Objective:
In the listing below, find every line containing "their" and copy it out.

Data records:
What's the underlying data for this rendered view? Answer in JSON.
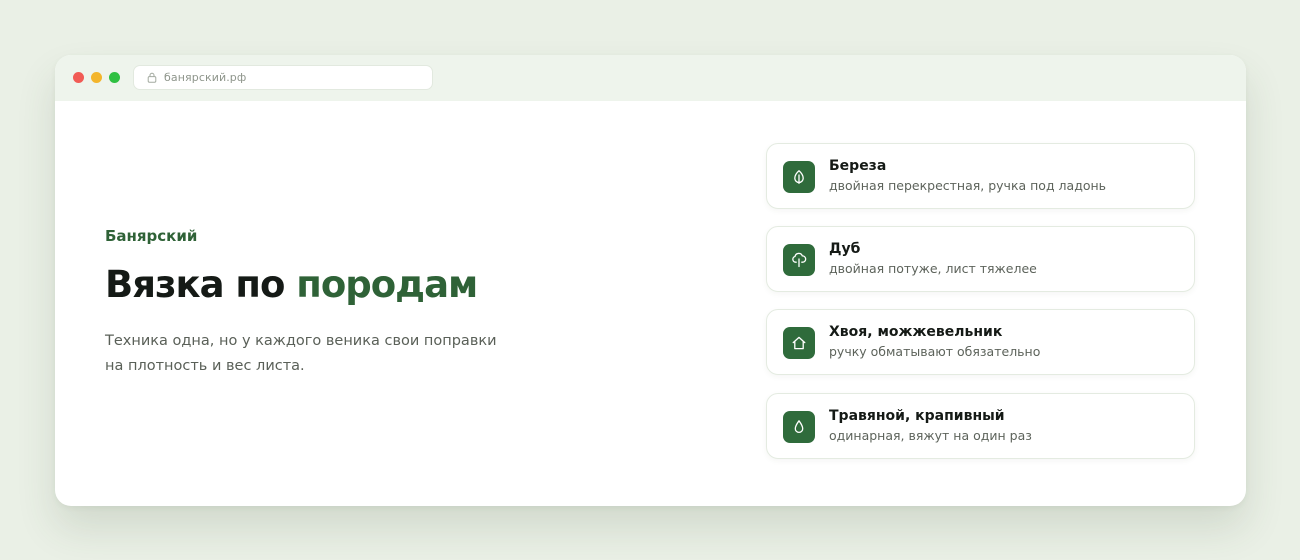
{
  "browser": {
    "url": "банярский.рф"
  },
  "hero": {
    "brand": "Банярский",
    "title_main": "Вязка по ",
    "title_accent": "породам",
    "lead": "Техника одна, но у каждого веника свои поправки на плотность и вес листа."
  },
  "cards": [
    {
      "icon": "leaf-icon",
      "title": "Береза",
      "desc": "двойная перекрестная, ручка под ладонь"
    },
    {
      "icon": "tree-icon",
      "title": "Дуб",
      "desc": "двойная потуже, лист тяжелее"
    },
    {
      "icon": "house-icon",
      "title": "Хвоя, можжевельник",
      "desc": "ручку обматывают обязательно"
    },
    {
      "icon": "drop-icon",
      "title": "Травяной, крапивный",
      "desc": "одинарная, вяжут на один раз"
    }
  ],
  "colors": {
    "accent": "#2f6237",
    "icon_bg": "#2f6b3b",
    "page_bg": "#eaf0e6"
  }
}
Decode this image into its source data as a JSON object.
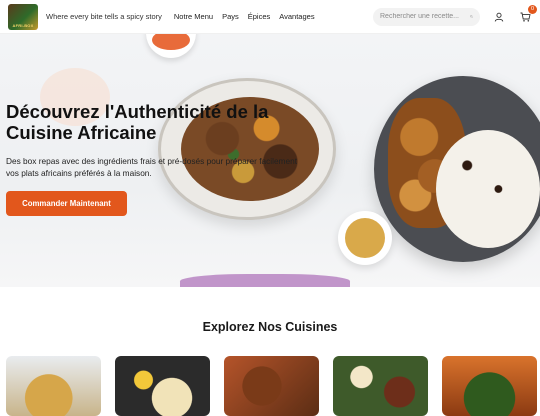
{
  "header": {
    "logo_text": "AFRI-BOX",
    "tagline": "Where every bite tells a spicy story",
    "nav": [
      "Notre Menu",
      "Pays",
      "Épices",
      "Avantages"
    ],
    "search_placeholder": "Rechercher une recette...",
    "cart_count": "0"
  },
  "hero": {
    "title": "Découvrez l'Authenticité de la Cuisine Africaine",
    "subtitle": "Des box repas avec des ingrédients frais et pré-dosés pour préparer facilement vos plats africains préférés à la maison.",
    "cta_label": "Commander Maintenant"
  },
  "cuisines": {
    "title": "Explorez Nos Cuisines"
  },
  "colors": {
    "accent": "#e2571c"
  }
}
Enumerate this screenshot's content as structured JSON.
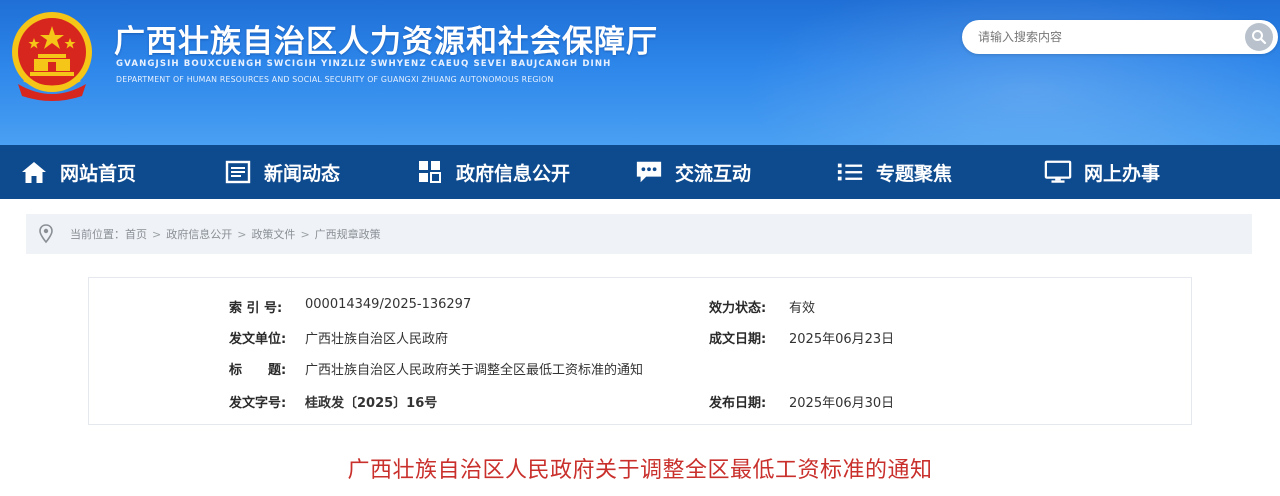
{
  "header": {
    "title": "广西壮族自治区人力资源和社会保障厅",
    "pinyin": "GVANGJSIH BOUXCUENGH SWCIGIH YINZLIZ SWHYENZ CAEUQ SEVEI BAUJCANGH DINH",
    "english": "DEPARTMENT OF HUMAN RESOURCES AND SOCIAL SECURITY OF GUANGXI ZHUANG AUTONOMOUS REGION",
    "search_placeholder": "请输入搜索内容"
  },
  "nav": {
    "items": [
      {
        "label": "网站首页",
        "icon": "home-icon"
      },
      {
        "label": "新闻动态",
        "icon": "news-icon"
      },
      {
        "label": "政府信息公开",
        "icon": "grid-icon"
      },
      {
        "label": "交流互动",
        "icon": "chat-icon"
      },
      {
        "label": "专题聚焦",
        "icon": "list-icon"
      },
      {
        "label": "网上办事",
        "icon": "monitor-icon"
      }
    ]
  },
  "breadcrumb": {
    "prefix": "当前位置：",
    "items": [
      "首页",
      "政府信息公开",
      "政策文件",
      "广西规章政策"
    ],
    "separator": ">"
  },
  "info": {
    "index_label": "索 引 号:",
    "index_value": "000014349/2025-136297",
    "status_label": "效力状态:",
    "status_value": "有效",
    "issuer_label": "发文单位:",
    "issuer_value": "广西壮族自治区人民政府",
    "written_label": "成文日期:",
    "written_value": "2025年06月23日",
    "title_label": "标　　题:",
    "title_value": "广西壮族自治区人民政府关于调整全区最低工资标准的通知",
    "docno_label": "发文字号:",
    "docno_value": "桂政发〔2025〕16号",
    "published_label": "发布日期:",
    "published_value": "2025年06月30日"
  },
  "document": {
    "title": "广西壮族自治区人民政府关于调整全区最低工资标准的通知"
  },
  "colors": {
    "header_blue": "#2d86ea",
    "nav_blue": "#0e4a8e",
    "title_red": "#c9302c",
    "emblem_red": "#d7261e",
    "emblem_gold": "#f5c518"
  }
}
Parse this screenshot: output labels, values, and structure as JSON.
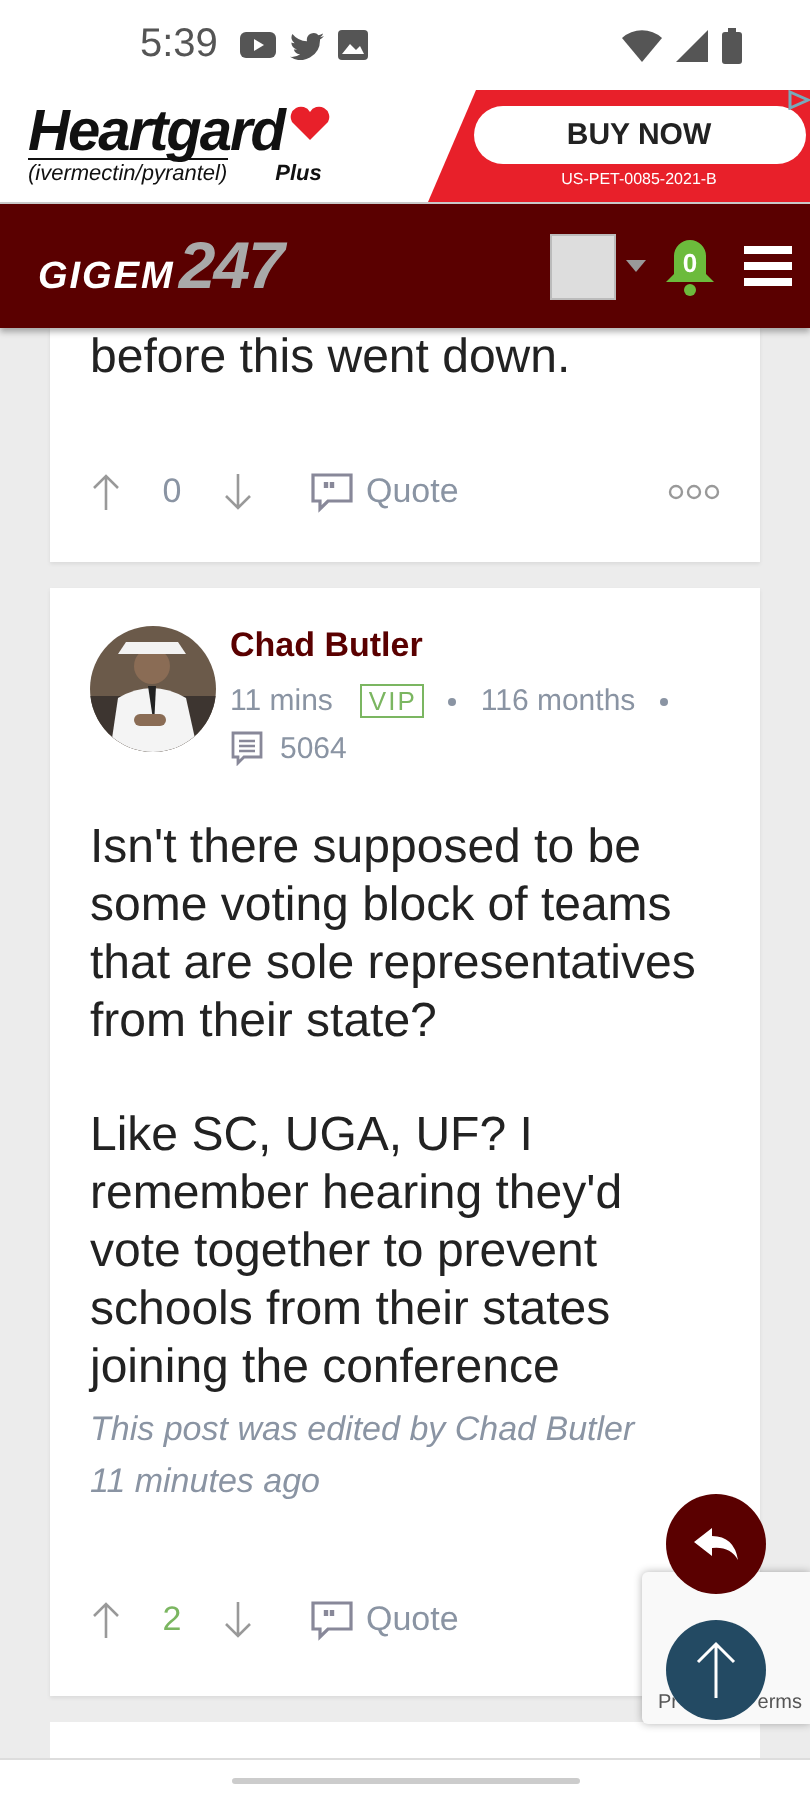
{
  "status_bar": {
    "time": "5:39"
  },
  "ad": {
    "brand": "Heartgard",
    "brand_suffix": "Plus",
    "ingredients": "(ivermectin/pyrantel)",
    "cta": "BUY NOW",
    "code": "US-PET-0085-2021-B"
  },
  "header": {
    "logo_word": "GIGEM",
    "logo_number": "247",
    "notifications": "0"
  },
  "posts": [
    {
      "kind": "partial",
      "body": [
        "before this went down."
      ],
      "votes": "0",
      "positive": false,
      "quote": "Quote"
    },
    {
      "kind": "full",
      "author": "Chad Butler",
      "time": "11 mins",
      "badge": "VIP",
      "tenure": "116 months",
      "post_count": "5064",
      "body": [
        "Isn't there supposed to be some voting block of teams that are sole representatives from their state?",
        "Like SC, UGA, UF? I remember hearing they'd vote together to prevent schools from their states joining the conference"
      ],
      "edited": "This post was edited by Chad Butler 11 minutes ago",
      "votes": "2",
      "positive": true,
      "quote": "Quote"
    }
  ],
  "recaptcha": {
    "text_left": "Pr",
    "text_right": "erms"
  }
}
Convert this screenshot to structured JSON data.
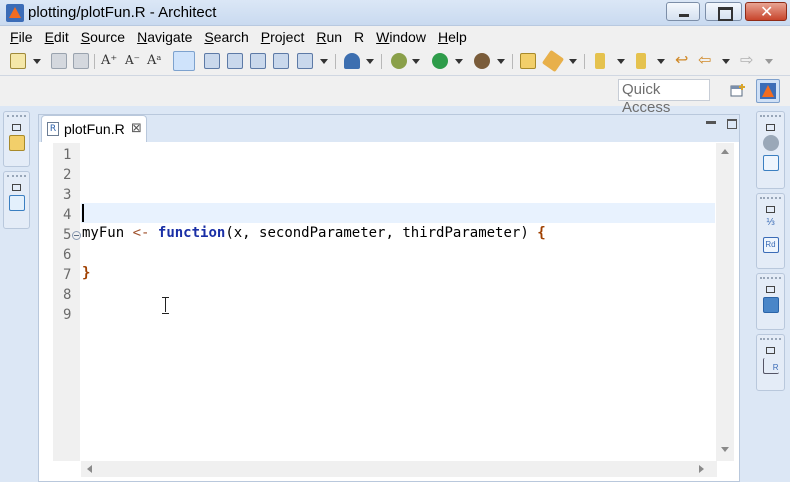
{
  "window": {
    "title": "plotting/plotFun.R - Architect"
  },
  "menu": [
    "File",
    "Edit",
    "Source",
    "Navigate",
    "Search",
    "Project",
    "Run",
    "R",
    "Window",
    "Help"
  ],
  "quick_access": {
    "placeholder": "Quick Access"
  },
  "editor": {
    "tab_label": "plotFun.R",
    "tab_close": "⊠",
    "tab_icon_letter": "R",
    "line_numbers": [
      "1",
      "2",
      "3",
      "4",
      "5",
      "6",
      "7",
      "8",
      "9"
    ],
    "code": {
      "l5_name": "myFun",
      "l5_assign": "<-",
      "l5_keyword": "function",
      "l5_args": "(x, secondParameter, thirdParameter)",
      "l5_open": "{",
      "l7_close": "}"
    },
    "current_line": 4,
    "folded_line": 5
  },
  "colors": {
    "accent": "#3b6cb7",
    "keyword": "#1a2fa6",
    "brace": "#a04000"
  }
}
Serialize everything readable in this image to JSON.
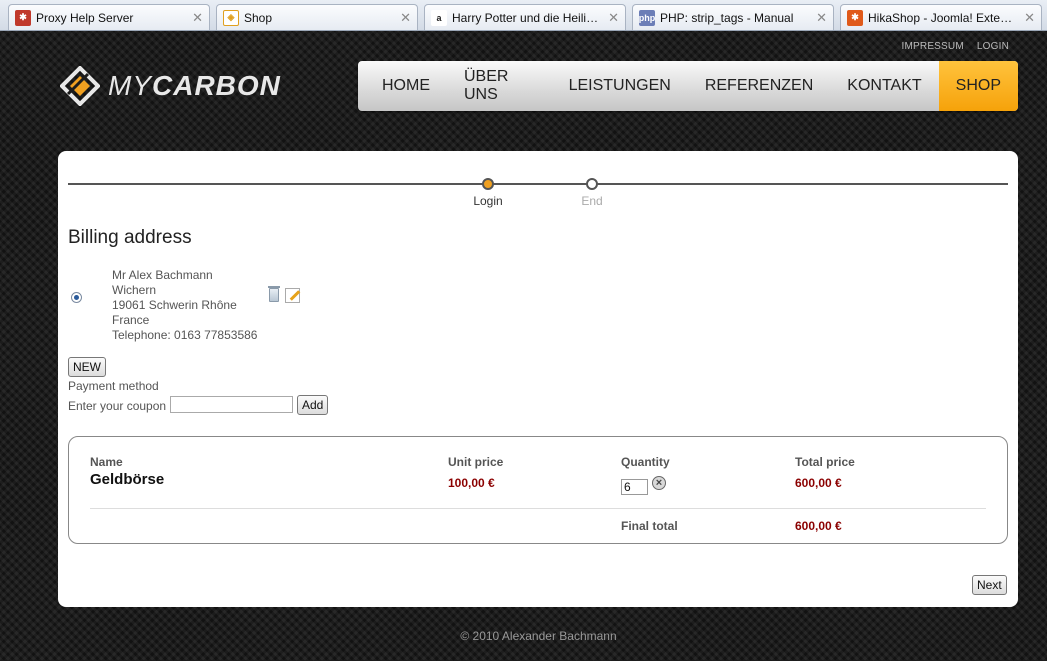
{
  "browser": {
    "tabs": [
      {
        "title": "Proxy Help Server",
        "favicon": "joomla-icon",
        "color": "#c0392b"
      },
      {
        "title": "Shop",
        "favicon": "loading-icon",
        "color": "#e0a020"
      },
      {
        "title": "Harry Potter und die Heiligt...",
        "favicon": "amazon-icon",
        "color": "#222222"
      },
      {
        "title": "PHP: strip_tags - Manual",
        "favicon": "php-icon",
        "color": "#6c7eb7"
      },
      {
        "title": "HikaShop - Joomla! Extensi...",
        "favicon": "joomla-icon",
        "color": "#e05a1a"
      }
    ],
    "close_glyph": "✕"
  },
  "header": {
    "top_links": [
      "IMPRESSUM",
      "LOGIN"
    ],
    "logo": {
      "prefix": "MY",
      "suffix": "CARBON"
    },
    "nav": [
      "HOME",
      "ÜBER UNS",
      "LEISTUNGEN",
      "REFERENZEN",
      "KONTAKT",
      "SHOP"
    ],
    "active_nav": "SHOP",
    "accent_color": "#f6a20a"
  },
  "checkout": {
    "steps": [
      {
        "label": "Login",
        "active": true
      },
      {
        "label": "End",
        "active": false
      }
    ],
    "billing_title": "Billing address",
    "address_lines": [
      "Mr Alex Bachmann",
      "Wichern",
      "19061 Schwerin Rhône",
      "France",
      "Telephone: 0163 77853586"
    ],
    "new_button": "NEW",
    "payment_method_label": "Payment method",
    "coupon_label": "Enter your coupon",
    "coupon_value": "",
    "add_button": "Add",
    "cart": {
      "columns": {
        "name": "Name",
        "unit_price": "Unit price",
        "quantity": "Quantity",
        "total_price": "Total price"
      },
      "item": {
        "name": "Geldbörse",
        "unit_price": "100,00 €",
        "quantity": "6",
        "total_price": "600,00 €"
      },
      "final_total_label": "Final total",
      "final_total_value": "600,00 €",
      "price_color": "#8b0000"
    },
    "next_button": "Next"
  },
  "footer": {
    "copyright": "© 2010 Alexander Bachmann"
  }
}
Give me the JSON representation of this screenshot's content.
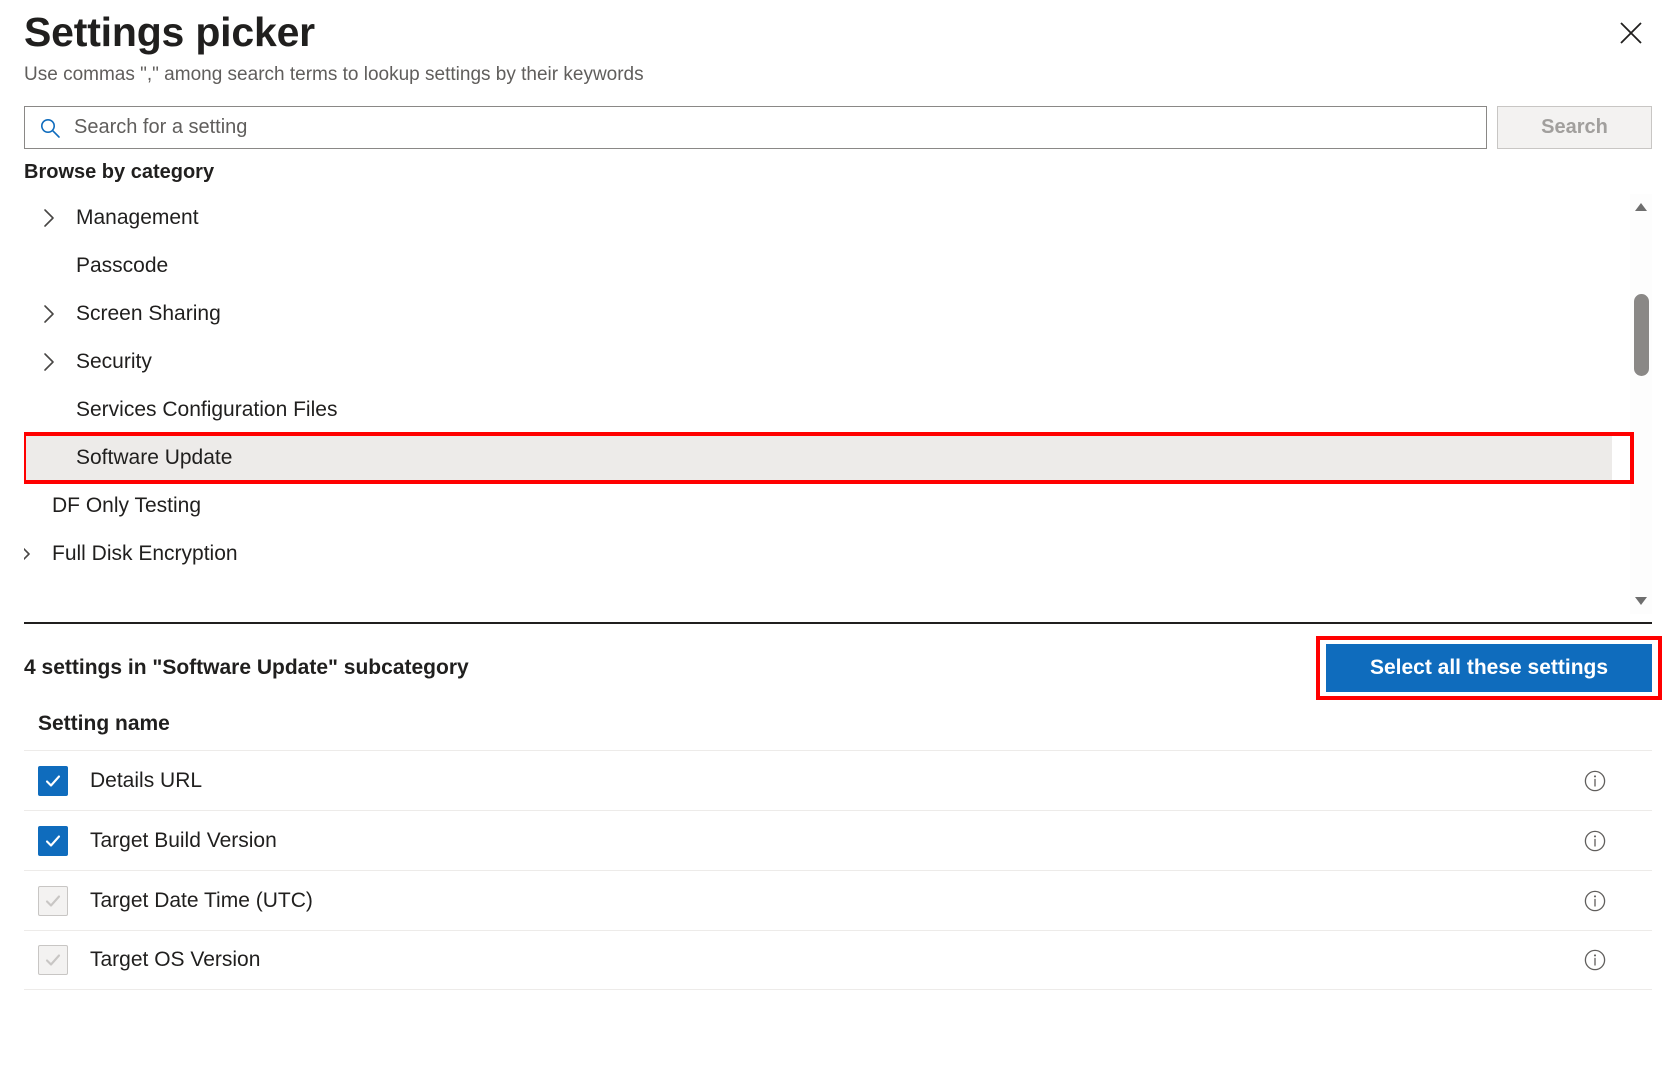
{
  "header": {
    "title": "Settings picker",
    "subtitle": "Use commas \",\" among search terms to lookup settings by their keywords",
    "close_icon": "close-icon"
  },
  "search": {
    "placeholder": "Search for a setting",
    "value": "",
    "button_label": "Search",
    "icon": "search-icon"
  },
  "browse": {
    "label": "Browse by category",
    "items": [
      {
        "label": "Management",
        "expandable": true,
        "level": 1,
        "selected": false
      },
      {
        "label": "Passcode",
        "expandable": false,
        "level": 1,
        "selected": false
      },
      {
        "label": "Screen Sharing",
        "expandable": true,
        "level": 1,
        "selected": false
      },
      {
        "label": "Security",
        "expandable": true,
        "level": 1,
        "selected": false
      },
      {
        "label": "Services Configuration Files",
        "expandable": false,
        "level": 1,
        "selected": false
      },
      {
        "label": "Software Update",
        "expandable": false,
        "level": 1,
        "selected": true
      },
      {
        "label": "DF Only Testing",
        "expandable": false,
        "level": 0,
        "selected": false
      },
      {
        "label": "Full Disk Encryption",
        "expandable": true,
        "level": 0,
        "selected": false
      }
    ],
    "scrollbar": {
      "up_arrow_icon": "triangle-up-icon",
      "down_arrow_icon": "triangle-down-icon",
      "thumb_icon": "scrollbar-thumb"
    }
  },
  "results": {
    "count_text": "4 settings in \"Software Update\" subcategory",
    "select_all_label": "Select all these settings",
    "column_header": "Setting name",
    "rows": [
      {
        "name": "Details URL",
        "checked": true,
        "disabled": false,
        "info_icon": "info-icon"
      },
      {
        "name": "Target Build Version",
        "checked": true,
        "disabled": false,
        "info_icon": "info-icon"
      },
      {
        "name": "Target Date Time (UTC)",
        "checked": false,
        "disabled": true,
        "info_icon": "info-icon"
      },
      {
        "name": "Target OS Version",
        "checked": false,
        "disabled": true,
        "info_icon": "info-icon"
      }
    ]
  },
  "colors": {
    "accent": "#0f6cbd",
    "highlight_border": "#ff0000",
    "selected_row_bg": "#edebe9",
    "muted_text": "#605e5c"
  }
}
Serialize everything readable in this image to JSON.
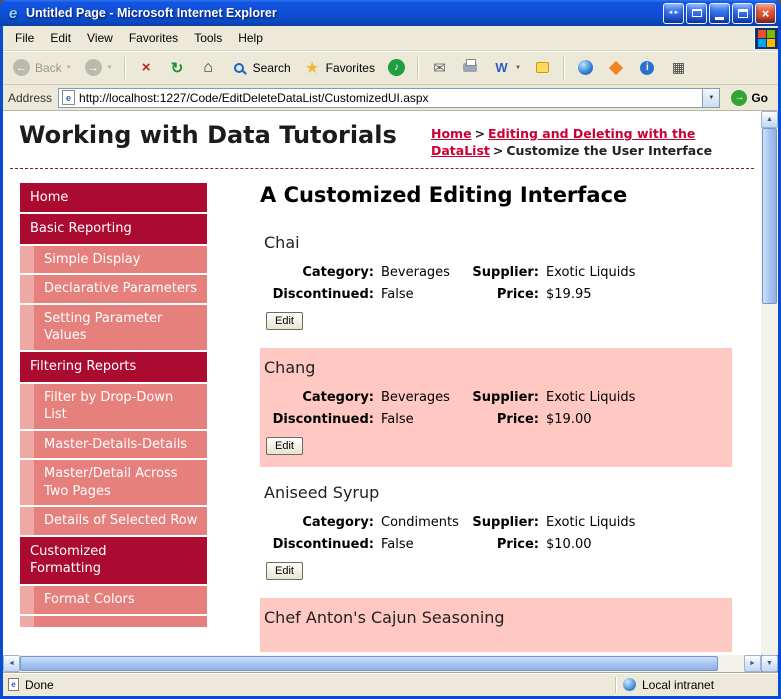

Exercise answer:
        "Isn't there supposed to be some voting block of teams that are sole representatives from their state?",
        "Like SC, UGA, UF? I remember hearing they'd vote together to prevent schools from their states joining the conference"
    "subtitle": "Use commas \",\" among search terms to lookup settings by their keywords",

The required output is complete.